Warum sie der Säge zum Opfer fielen, kann sich Christian Schäfer nicht erklären. Krank können sie nicht gewesen sein. Zumindest sehen die übrig gebliebenen Stümpfe sehr gesund aus. Waren sie auch, wie einer Stellungnahme des Landratsamtes zu entnehmen ist. Auf SZ-Nachfrage bestätigt Julia Bjar vom Landratsamt, dass 20 Bäume gefällt wurden – und zwar aus Gründen der Verkehrssicherheit, die nicht gegeben gewesen sei. Näher wird das nicht aufgeführt, nur, dass die Fällarbeiten in enger Abstimmung mit der Unteren Naturschutzbehörde des Landkreises Görlitz erfolgt sei. Zumindest eine gute Nachricht gibt es aber für die Bewohner der Sonnenland-Siedlung: Weitere Fällungen seien derzeit nicht geplant und so bleiben wenigstens noch ein paar Bäume am Hang stehen. Warum aber die Anwohner nicht vorher informiert wurden? Das passiere nur, wenn Grundstücke unmittelbar davon betroffen seien. In Christian Schäfers Fall ließe sich sicher darüber streiten. Zumindest hätte er sich sehr gefreut, vorher Bescheid zu wissen.

Wenn die Stadt selbst künftig Bäume fällt, wird sie die Bürger ab sofort vorher darüber informieren und auch begründen, warum die Bäume verschwinden müssen. Das hat der Stadtrat am vergangenen Donnerstag beschlossen und will so für mehr Transparenz bei diesem doch sehr sensiblen Thema sorgen. Denn wann immer in der Stadt Bäume weichen müssen, ist der Aufschrei stets groß und oft auch das Unverständnis darüber.

__AUSZÜGE DER DATENSÄTZE__:

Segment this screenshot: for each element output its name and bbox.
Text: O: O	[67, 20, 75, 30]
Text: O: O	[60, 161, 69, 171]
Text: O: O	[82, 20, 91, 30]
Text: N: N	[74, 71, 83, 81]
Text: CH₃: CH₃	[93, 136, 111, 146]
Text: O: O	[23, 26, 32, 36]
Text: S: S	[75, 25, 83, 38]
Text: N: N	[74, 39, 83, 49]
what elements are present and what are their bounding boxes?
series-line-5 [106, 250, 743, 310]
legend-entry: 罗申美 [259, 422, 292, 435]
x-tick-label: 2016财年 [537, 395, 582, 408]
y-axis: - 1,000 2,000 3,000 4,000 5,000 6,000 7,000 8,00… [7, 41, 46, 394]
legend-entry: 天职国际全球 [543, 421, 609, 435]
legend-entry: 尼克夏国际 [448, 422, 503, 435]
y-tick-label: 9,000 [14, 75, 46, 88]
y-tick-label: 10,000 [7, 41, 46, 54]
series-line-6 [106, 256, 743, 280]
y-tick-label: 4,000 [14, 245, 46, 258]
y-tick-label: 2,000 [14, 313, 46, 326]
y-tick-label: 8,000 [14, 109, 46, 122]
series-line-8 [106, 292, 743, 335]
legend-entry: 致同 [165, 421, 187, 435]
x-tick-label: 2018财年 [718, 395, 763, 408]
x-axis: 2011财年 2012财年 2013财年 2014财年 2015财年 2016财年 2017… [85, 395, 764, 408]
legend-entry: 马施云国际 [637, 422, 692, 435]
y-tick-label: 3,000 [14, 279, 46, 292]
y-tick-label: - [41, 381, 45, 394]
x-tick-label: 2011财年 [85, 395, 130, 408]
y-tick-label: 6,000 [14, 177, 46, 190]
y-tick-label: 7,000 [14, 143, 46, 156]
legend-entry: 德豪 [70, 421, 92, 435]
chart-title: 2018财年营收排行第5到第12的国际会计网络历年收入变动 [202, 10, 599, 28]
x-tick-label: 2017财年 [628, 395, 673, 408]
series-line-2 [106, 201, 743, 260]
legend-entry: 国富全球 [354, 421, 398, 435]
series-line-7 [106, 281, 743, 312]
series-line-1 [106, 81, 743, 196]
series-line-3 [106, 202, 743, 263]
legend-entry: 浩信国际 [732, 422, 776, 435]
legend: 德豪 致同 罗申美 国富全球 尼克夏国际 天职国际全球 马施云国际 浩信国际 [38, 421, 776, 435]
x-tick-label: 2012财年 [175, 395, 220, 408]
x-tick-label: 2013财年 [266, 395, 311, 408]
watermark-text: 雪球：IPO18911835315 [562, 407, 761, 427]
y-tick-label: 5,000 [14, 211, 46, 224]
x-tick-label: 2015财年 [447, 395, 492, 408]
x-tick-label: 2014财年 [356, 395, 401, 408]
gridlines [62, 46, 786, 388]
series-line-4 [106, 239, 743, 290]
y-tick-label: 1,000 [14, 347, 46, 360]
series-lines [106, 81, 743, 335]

__ZU ERLEDIGEN__:
1/ Welche Sätze im Text über die Baumfällungen beginnen mit dem Wort „Zumindest“? Gib jeden davon vollständig wieder.
2/ Schreibe die Zeilen der Datensätze unverändert ab, beginnend mit ihrer ersten Zeile und endend mit der Zeile, die „legend-entry: 罗申美 [259, 422, 292, 435]“ enthält, beide Enden eingeschlossen.

__ANTWORTEN__:
1/
Zumindest sehen die übrig gebliebenen Stümpfe sehr gesund aus.
Zumindest eine gute Nachricht gibt es aber für die Bewohner der Sonnenland-Siedlung: Weitere Fällungen seien derzeit nicht geplant und so bleiben wenigstens noch ein paar Bäume am Hang stehen.
Zumindest hätte er sich sehr gefreut, vorher Bescheid zu wissen.

2/
Segment this screenshot: for each element output its name and bbox.
Text: O: O	[67, 20, 75, 30]
Text: O: O	[60, 161, 69, 171]
Text: O: O	[82, 20, 91, 30]
Text: N: N	[74, 71, 83, 81]
Text: CH₃: CH₃	[93, 136, 111, 146]
Text: O: O	[23, 26, 32, 36]
Text: S: S	[75, 25, 83, 38]
Text: N: N	[74, 39, 83, 49]
what elements are present and what are their bounding boxes?
series-line-5 [106, 250, 743, 310]
legend-entry: 罗申美 [259, 422, 292, 435]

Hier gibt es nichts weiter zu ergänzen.